Required task: Could every line of the data be printed exactly as it reads?
____ Given records
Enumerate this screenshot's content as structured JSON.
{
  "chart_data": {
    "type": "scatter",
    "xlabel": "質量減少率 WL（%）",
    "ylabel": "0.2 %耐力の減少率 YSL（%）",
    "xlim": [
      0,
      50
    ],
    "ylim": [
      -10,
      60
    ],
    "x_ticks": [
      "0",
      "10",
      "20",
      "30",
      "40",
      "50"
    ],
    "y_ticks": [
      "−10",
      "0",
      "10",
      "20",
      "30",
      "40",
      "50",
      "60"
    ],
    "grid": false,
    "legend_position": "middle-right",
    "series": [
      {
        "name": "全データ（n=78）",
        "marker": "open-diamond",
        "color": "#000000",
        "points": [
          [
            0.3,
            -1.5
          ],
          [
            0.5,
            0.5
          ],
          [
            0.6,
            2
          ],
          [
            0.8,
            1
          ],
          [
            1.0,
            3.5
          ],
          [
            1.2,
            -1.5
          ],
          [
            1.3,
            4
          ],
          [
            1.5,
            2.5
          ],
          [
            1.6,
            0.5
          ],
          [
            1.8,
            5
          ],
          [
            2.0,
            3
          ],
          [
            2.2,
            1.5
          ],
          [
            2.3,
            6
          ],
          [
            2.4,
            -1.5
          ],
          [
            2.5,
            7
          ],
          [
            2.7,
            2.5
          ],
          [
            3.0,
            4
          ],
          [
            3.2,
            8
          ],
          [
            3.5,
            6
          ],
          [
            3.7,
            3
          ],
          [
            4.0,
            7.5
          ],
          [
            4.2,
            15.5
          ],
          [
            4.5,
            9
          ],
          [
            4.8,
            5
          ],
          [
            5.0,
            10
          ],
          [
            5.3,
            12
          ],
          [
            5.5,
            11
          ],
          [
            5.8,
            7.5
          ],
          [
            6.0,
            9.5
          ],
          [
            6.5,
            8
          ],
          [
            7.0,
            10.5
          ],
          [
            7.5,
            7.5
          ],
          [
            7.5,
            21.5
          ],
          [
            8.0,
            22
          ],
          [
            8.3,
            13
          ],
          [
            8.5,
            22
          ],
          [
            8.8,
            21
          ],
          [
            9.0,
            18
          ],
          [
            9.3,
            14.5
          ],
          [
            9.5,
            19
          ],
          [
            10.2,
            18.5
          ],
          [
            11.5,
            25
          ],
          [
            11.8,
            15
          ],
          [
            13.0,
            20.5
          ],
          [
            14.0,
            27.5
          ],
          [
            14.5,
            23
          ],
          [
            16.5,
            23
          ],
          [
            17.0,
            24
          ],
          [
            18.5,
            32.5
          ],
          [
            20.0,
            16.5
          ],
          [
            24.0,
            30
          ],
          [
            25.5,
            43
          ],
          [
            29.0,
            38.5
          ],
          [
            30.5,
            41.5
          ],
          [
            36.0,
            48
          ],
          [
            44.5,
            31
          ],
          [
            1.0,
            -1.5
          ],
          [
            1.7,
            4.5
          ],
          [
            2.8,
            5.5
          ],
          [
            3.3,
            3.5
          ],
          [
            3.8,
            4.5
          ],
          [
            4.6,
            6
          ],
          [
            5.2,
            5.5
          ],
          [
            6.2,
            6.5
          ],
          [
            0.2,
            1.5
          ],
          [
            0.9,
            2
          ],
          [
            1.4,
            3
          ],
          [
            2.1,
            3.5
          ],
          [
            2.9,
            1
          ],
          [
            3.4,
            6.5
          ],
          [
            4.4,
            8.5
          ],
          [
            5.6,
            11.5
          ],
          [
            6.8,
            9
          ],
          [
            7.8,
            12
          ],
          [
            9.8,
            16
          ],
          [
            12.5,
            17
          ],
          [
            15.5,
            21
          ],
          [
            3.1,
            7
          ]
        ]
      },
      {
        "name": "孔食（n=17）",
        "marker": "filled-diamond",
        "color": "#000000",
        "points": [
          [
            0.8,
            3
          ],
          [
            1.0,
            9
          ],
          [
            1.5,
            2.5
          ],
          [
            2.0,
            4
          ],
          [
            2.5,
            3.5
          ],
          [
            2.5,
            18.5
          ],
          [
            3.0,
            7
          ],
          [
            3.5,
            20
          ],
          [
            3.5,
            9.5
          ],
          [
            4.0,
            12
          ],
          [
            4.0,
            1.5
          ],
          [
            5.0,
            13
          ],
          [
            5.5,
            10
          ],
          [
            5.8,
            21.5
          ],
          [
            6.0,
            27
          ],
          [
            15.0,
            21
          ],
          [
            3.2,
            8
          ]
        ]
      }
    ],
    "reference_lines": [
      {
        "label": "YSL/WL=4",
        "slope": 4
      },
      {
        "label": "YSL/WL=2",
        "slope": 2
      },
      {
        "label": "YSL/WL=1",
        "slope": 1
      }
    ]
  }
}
________
Task response:
Enumerate this screenshot's content as structured JSON.
{
  "chart_data": {
    "type": "scatter",
    "xlabel": "質量減少率 WL（%）",
    "ylabel": "0.2 %耐力の減少率 YSL（%）",
    "xlim": [
      0,
      50
    ],
    "ylim": [
      -10,
      60
    ],
    "x_ticks": [
      "0",
      "10",
      "20",
      "30",
      "40",
      "50"
    ],
    "y_ticks": [
      "−10",
      "0",
      "10",
      "20",
      "30",
      "40",
      "50",
      "60"
    ],
    "grid": false,
    "legend_position": "middle-right",
    "series": [
      {
        "name": "全データ（n=78）",
        "marker": "open-diamond",
        "color": "#000000",
        "points": [
          [
            0.3,
            -1.5
          ],
          [
            0.5,
            0.5
          ],
          [
            0.6,
            2
          ],
          [
            0.8,
            1
          ],
          [
            1.0,
            3.5
          ],
          [
            1.2,
            -1.5
          ],
          [
            1.3,
            4
          ],
          [
            1.5,
            2.5
          ],
          [
            1.6,
            0.5
          ],
          [
            1.8,
            5
          ],
          [
            2.0,
            3
          ],
          [
            2.2,
            1.5
          ],
          [
            2.3,
            6
          ],
          [
            2.4,
            -1.5
          ],
          [
            2.5,
            7
          ],
          [
            2.7,
            2.5
          ],
          [
            3.0,
            4
          ],
          [
            3.2,
            8
          ],
          [
            3.5,
            6
          ],
          [
            3.7,
            3
          ],
          [
            4.0,
            7.5
          ],
          [
            4.2,
            15.5
          ],
          [
            4.5,
            9
          ],
          [
            4.8,
            5
          ],
          [
            5.0,
            10
          ],
          [
            5.3,
            12
          ],
          [
            5.5,
            11
          ],
          [
            5.8,
            7.5
          ],
          [
            6.0,
            9.5
          ],
          [
            6.5,
            8
          ],
          [
            7.0,
            10.5
          ],
          [
            7.5,
            7.5
          ],
          [
            7.5,
            21.5
          ],
          [
            8.0,
            22
          ],
          [
            8.3,
            13
          ],
          [
            8.5,
            22
          ],
          [
            8.8,
            21
          ],
          [
            9.0,
            18
          ],
          [
            9.3,
            14.5
          ],
          [
            9.5,
            19
          ],
          [
            10.2,
            18.5
          ],
          [
            11.5,
            25
          ],
          [
            11.8,
            15
          ],
          [
            13.0,
            20.5
          ],
          [
            14.0,
            27.5
          ],
          [
            14.5,
            23
          ],
          [
            16.5,
            23
          ],
          [
            17.0,
            24
          ],
          [
            18.5,
            32.5
          ],
          [
            20.0,
            16.5
          ],
          [
            24.0,
            30
          ],
          [
            25.5,
            43
          ],
          [
            29.0,
            38.5
          ],
          [
            30.5,
            41.5
          ],
          [
            36.0,
            48
          ],
          [
            44.5,
            31
          ],
          [
            1.0,
            -1.5
          ],
          [
            1.7,
            4.5
          ],
          [
            2.8,
            5.5
          ],
          [
            3.3,
            3.5
          ],
          [
            3.8,
            4.5
          ],
          [
            4.6,
            6
          ],
          [
            5.2,
            5.5
          ],
          [
            6.2,
            6.5
          ],
          [
            0.2,
            1.5
          ],
          [
            0.9,
            2
          ],
          [
            1.4,
            3
          ],
          [
            2.1,
            3.5
          ],
          [
            2.9,
            1
          ],
          [
            3.4,
            6.5
          ],
          [
            4.4,
            8.5
          ],
          [
            5.6,
            11.5
          ],
          [
            6.8,
            9
          ],
          [
            7.8,
            12
          ],
          [
            9.8,
            16
          ],
          [
            12.5,
            17
          ],
          [
            15.5,
            21
          ],
          [
            3.1,
            7
          ]
        ]
      },
      {
        "name": "孔食（n=17）",
        "marker": "filled-diamond",
        "color": "#000000",
        "points": [
          [
            0.8,
            3
          ],
          [
            1.0,
            9
          ],
          [
            1.5,
            2.5
          ],
          [
            2.0,
            4
          ],
          [
            2.5,
            3.5
          ],
          [
            2.5,
            18.5
          ],
          [
            3.0,
            7
          ],
          [
            3.5,
            20
          ],
          [
            3.5,
            9.5
          ],
          [
            4.0,
            12
          ],
          [
            4.0,
            1.5
          ],
          [
            5.0,
            13
          ],
          [
            5.5,
            10
          ],
          [
            5.8,
            21.5
          ],
          [
            6.0,
            27
          ],
          [
            15.0,
            21
          ],
          [
            3.2,
            8
          ]
        ]
      }
    ],
    "reference_lines": [
      {
        "label": "YSL/WL=4",
        "slope": 4
      },
      {
        "label": "YSL/WL=2",
        "slope": 2
      },
      {
        "label": "YSL/WL=1",
        "slope": 1
      }
    ]
  }
}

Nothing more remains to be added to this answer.